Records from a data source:
((
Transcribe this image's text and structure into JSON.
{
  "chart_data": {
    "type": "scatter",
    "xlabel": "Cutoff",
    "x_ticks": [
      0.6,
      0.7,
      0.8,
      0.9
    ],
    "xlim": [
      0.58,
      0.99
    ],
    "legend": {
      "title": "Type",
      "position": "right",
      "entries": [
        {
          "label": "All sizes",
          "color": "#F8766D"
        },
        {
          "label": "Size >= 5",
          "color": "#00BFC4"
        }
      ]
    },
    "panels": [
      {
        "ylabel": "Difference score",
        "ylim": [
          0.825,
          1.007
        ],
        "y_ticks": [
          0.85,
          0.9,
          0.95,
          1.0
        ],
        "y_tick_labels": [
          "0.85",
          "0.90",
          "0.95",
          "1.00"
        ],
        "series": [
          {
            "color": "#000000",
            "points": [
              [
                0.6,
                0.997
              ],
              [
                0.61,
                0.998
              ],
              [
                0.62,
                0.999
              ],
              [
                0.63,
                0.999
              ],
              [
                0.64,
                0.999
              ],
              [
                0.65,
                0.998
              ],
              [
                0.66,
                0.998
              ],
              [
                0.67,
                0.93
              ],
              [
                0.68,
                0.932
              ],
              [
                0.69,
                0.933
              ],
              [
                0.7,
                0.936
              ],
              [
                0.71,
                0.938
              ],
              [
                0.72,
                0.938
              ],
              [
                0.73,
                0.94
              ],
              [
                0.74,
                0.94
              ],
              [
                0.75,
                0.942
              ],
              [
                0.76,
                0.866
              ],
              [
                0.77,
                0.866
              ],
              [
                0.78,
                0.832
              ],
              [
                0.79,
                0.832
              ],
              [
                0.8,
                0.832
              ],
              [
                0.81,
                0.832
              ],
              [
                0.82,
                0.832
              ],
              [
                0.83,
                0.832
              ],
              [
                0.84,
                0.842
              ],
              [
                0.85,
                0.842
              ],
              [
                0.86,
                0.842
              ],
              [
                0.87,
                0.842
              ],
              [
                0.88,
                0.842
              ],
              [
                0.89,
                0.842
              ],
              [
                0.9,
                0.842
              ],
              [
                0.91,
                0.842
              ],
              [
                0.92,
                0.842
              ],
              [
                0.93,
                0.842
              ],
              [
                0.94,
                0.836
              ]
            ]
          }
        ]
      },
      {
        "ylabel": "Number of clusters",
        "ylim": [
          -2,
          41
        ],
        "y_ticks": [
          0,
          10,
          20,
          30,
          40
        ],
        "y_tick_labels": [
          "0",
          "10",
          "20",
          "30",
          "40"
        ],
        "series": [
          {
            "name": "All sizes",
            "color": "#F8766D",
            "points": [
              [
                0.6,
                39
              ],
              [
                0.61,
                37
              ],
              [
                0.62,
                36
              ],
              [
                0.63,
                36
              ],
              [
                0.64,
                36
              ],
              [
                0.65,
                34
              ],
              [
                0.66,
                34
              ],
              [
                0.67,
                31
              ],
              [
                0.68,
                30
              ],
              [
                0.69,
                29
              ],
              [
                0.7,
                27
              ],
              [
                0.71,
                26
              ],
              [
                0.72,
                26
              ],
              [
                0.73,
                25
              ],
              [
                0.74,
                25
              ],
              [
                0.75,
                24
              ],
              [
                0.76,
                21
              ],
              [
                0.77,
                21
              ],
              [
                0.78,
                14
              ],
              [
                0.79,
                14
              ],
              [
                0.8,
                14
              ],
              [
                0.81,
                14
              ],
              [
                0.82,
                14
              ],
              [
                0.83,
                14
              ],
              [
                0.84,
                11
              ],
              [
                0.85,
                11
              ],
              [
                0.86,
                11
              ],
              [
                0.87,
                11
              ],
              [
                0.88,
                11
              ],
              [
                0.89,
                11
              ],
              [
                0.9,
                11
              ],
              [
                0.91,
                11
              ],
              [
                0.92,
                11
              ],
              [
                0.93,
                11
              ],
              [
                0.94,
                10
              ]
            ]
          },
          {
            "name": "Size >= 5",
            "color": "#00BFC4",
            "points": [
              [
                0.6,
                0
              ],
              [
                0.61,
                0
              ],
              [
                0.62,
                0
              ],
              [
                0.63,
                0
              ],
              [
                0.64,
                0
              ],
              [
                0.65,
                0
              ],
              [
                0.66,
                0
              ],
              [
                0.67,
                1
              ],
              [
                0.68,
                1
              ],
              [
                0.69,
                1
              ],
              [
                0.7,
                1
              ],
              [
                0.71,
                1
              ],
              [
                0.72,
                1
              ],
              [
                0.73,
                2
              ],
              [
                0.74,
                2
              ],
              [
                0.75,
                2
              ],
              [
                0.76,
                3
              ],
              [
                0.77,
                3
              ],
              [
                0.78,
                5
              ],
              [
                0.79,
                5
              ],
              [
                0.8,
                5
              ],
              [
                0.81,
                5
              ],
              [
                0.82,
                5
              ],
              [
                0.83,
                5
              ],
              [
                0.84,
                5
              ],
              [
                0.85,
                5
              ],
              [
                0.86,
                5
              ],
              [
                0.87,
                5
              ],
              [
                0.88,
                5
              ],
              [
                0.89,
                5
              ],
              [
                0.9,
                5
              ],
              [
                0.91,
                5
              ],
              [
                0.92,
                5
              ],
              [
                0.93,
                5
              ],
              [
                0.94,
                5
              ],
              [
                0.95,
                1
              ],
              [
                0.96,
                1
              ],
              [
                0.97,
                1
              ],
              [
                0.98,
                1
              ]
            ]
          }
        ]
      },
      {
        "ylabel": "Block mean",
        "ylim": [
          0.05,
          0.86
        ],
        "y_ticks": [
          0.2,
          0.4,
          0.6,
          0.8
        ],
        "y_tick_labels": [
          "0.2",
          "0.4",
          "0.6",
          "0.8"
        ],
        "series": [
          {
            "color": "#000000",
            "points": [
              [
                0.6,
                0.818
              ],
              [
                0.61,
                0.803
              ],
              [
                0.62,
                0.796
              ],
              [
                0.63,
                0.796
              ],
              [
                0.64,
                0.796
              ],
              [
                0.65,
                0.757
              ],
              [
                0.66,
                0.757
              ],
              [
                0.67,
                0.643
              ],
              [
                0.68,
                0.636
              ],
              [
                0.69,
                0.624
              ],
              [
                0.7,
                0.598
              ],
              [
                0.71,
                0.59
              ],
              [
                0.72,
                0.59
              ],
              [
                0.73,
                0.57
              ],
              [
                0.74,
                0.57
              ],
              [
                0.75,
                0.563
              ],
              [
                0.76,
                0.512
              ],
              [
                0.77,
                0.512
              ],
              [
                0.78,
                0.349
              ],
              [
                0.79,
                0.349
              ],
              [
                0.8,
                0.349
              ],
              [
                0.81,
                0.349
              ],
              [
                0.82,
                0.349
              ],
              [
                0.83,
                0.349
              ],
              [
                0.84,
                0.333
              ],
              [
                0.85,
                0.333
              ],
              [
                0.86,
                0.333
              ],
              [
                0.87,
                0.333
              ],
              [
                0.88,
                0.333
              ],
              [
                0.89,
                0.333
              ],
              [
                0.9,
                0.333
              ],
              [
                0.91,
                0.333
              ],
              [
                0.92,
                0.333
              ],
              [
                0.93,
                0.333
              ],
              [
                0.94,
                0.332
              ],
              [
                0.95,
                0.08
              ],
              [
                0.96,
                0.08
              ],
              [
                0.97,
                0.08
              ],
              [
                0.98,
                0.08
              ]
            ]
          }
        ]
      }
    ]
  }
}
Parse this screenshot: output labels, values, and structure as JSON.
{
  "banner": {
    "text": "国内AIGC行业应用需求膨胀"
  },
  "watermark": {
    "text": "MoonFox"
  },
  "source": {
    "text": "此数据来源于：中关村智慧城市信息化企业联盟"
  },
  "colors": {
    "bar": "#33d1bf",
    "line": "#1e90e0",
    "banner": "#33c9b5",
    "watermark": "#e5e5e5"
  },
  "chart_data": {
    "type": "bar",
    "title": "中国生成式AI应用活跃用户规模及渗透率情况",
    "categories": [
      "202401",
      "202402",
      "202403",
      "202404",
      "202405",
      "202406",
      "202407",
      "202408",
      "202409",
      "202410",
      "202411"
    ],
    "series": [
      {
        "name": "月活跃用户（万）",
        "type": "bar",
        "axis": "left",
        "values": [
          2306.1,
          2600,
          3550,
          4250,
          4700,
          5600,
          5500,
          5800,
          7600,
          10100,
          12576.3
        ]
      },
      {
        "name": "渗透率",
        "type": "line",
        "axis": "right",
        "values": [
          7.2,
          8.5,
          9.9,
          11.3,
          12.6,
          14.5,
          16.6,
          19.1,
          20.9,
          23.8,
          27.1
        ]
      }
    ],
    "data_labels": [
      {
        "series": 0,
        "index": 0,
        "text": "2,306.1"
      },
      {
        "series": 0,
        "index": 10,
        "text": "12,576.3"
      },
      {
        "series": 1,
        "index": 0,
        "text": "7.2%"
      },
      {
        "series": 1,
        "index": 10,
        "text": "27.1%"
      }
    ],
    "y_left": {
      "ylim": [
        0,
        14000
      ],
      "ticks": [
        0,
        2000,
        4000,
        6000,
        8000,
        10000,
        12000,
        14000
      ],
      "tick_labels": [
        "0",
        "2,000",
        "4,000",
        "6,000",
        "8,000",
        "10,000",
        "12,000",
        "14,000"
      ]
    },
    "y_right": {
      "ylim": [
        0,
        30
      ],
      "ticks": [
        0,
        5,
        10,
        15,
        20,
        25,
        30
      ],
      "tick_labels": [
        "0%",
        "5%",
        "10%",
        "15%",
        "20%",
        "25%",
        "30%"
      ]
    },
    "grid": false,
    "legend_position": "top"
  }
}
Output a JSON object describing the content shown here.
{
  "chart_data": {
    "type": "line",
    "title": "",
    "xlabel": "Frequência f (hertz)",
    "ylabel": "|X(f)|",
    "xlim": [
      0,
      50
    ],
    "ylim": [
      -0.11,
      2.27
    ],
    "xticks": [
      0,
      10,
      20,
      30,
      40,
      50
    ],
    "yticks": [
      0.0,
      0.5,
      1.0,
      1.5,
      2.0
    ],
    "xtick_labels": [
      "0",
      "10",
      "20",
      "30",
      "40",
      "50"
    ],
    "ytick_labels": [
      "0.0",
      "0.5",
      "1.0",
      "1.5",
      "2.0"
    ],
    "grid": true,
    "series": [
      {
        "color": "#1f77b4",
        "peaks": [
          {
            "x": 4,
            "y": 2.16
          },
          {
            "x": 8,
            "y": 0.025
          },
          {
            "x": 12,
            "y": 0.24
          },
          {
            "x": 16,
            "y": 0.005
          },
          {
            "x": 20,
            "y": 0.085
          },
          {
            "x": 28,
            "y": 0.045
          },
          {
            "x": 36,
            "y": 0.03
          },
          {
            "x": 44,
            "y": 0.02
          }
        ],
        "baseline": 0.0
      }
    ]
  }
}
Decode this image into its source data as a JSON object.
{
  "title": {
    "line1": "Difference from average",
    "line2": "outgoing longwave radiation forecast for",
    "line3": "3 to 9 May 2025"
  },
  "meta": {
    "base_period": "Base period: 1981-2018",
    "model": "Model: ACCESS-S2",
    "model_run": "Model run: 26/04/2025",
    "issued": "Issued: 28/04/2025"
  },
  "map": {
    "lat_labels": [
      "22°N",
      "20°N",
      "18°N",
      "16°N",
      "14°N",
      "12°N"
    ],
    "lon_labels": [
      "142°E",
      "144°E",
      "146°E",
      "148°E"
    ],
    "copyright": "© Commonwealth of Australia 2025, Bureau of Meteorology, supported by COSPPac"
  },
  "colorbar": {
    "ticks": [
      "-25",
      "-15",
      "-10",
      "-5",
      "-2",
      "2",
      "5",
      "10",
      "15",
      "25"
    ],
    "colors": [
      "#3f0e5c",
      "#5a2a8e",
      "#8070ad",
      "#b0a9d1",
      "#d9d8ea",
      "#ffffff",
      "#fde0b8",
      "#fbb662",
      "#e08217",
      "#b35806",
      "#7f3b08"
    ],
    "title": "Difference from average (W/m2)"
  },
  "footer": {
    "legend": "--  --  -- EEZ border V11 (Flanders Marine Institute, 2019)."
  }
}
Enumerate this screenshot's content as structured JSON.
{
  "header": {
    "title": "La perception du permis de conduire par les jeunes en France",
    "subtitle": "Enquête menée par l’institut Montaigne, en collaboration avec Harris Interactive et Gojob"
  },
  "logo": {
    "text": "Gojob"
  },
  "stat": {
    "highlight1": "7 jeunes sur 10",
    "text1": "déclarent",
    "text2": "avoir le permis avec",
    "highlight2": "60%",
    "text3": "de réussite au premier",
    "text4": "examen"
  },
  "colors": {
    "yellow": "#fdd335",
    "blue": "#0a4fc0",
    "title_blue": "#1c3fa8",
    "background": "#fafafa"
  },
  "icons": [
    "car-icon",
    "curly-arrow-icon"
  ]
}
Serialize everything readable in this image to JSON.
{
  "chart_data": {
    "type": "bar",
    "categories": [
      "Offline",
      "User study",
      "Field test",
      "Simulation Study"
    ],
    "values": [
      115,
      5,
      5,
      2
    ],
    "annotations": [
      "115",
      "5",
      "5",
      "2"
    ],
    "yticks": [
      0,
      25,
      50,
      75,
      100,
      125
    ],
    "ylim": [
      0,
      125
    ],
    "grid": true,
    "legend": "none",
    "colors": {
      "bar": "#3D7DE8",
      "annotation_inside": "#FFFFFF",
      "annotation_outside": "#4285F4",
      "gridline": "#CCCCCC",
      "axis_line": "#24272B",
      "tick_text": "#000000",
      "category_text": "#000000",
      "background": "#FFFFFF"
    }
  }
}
))
__Instructions for the task__
Above are the records. Identify each line that contains the word "image".

__Solution below__
Transcribe this image's text and structure into JSON.
Decode this image into its source data as a JSON object.
Serialize everything readable in this image to JSON.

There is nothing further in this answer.